Omit all pictures and give the records below again exactly as written.

▸ MATERIAL FOR THIS EXERCISE:
------------------------
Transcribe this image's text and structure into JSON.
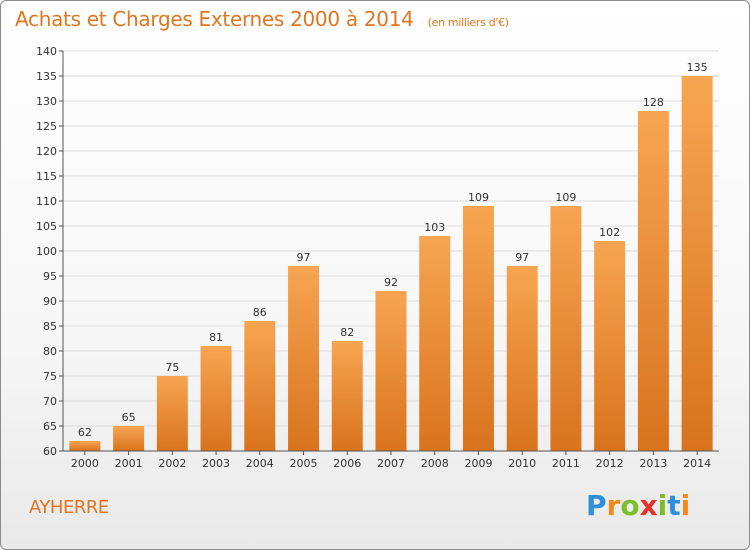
{
  "header": {
    "title": "Achats et Charges Externes 2000 à 2014",
    "subtitle": "(en milliers d'€)"
  },
  "footer": {
    "commune": "AYHERRE",
    "logo_letters": [
      "P",
      "r",
      "o",
      "x",
      "i",
      "t",
      "i"
    ],
    "logo_colors": [
      "#2f8fd8",
      "#f08a1c",
      "#7cbf2a",
      "#e4342a",
      "#7cbf2a",
      "#2f8fd8",
      "#f08a1c"
    ]
  },
  "colors": {
    "bar_light": "#f7a552",
    "bar_dark": "#d9731d",
    "grid": "#dcdcdc",
    "axis": "#555555"
  },
  "chart_data": {
    "type": "bar",
    "title": "Achats et Charges Externes 2000 à 2014",
    "subtitle": "(en milliers d'€)",
    "categories": [
      "2000",
      "2001",
      "2002",
      "2003",
      "2004",
      "2005",
      "2006",
      "2007",
      "2008",
      "2009",
      "2010",
      "2011",
      "2012",
      "2013",
      "2014"
    ],
    "values": [
      62,
      65,
      75,
      81,
      86,
      97,
      82,
      92,
      103,
      109,
      97,
      109,
      102,
      128,
      135
    ],
    "data_labels": [
      "62",
      "65",
      "75",
      "81",
      "86",
      "97",
      "82",
      "92",
      "103",
      "109",
      "97",
      "109",
      "102",
      "128",
      "135"
    ],
    "ylim": [
      60,
      140
    ],
    "yticks": [
      60,
      65,
      70,
      75,
      80,
      85,
      90,
      95,
      100,
      105,
      110,
      115,
      120,
      125,
      130,
      135,
      140
    ],
    "grid": true,
    "xlabel": "",
    "ylabel": ""
  }
}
------------------------
▸ RESULT OF THE TASK:
Transcribe this image's text and structure into JSON.
{
  "header": {
    "title": "Achats et Charges Externes 2000 à 2014",
    "subtitle": "(en milliers d'€)"
  },
  "footer": {
    "commune": "AYHERRE",
    "logo_letters": [
      "P",
      "r",
      "o",
      "x",
      "i",
      "t",
      "i"
    ],
    "logo_colors": [
      "#2f8fd8",
      "#f08a1c",
      "#7cbf2a",
      "#e4342a",
      "#7cbf2a",
      "#2f8fd8",
      "#f08a1c"
    ]
  },
  "colors": {
    "bar_light": "#f7a552",
    "bar_dark": "#d9731d",
    "grid": "#dcdcdc",
    "axis": "#555555"
  },
  "chart_data": {
    "type": "bar",
    "title": "Achats et Charges Externes 2000 à 2014",
    "subtitle": "(en milliers d'€)",
    "categories": [
      "2000",
      "2001",
      "2002",
      "2003",
      "2004",
      "2005",
      "2006",
      "2007",
      "2008",
      "2009",
      "2010",
      "2011",
      "2012",
      "2013",
      "2014"
    ],
    "values": [
      62,
      65,
      75,
      81,
      86,
      97,
      82,
      92,
      103,
      109,
      97,
      109,
      102,
      128,
      135
    ],
    "data_labels": [
      "62",
      "65",
      "75",
      "81",
      "86",
      "97",
      "82",
      "92",
      "103",
      "109",
      "97",
      "109",
      "102",
      "128",
      "135"
    ],
    "ylim": [
      60,
      140
    ],
    "yticks": [
      60,
      65,
      70,
      75,
      80,
      85,
      90,
      95,
      100,
      105,
      110,
      115,
      120,
      125,
      130,
      135,
      140
    ],
    "grid": true,
    "xlabel": "",
    "ylabel": ""
  }
}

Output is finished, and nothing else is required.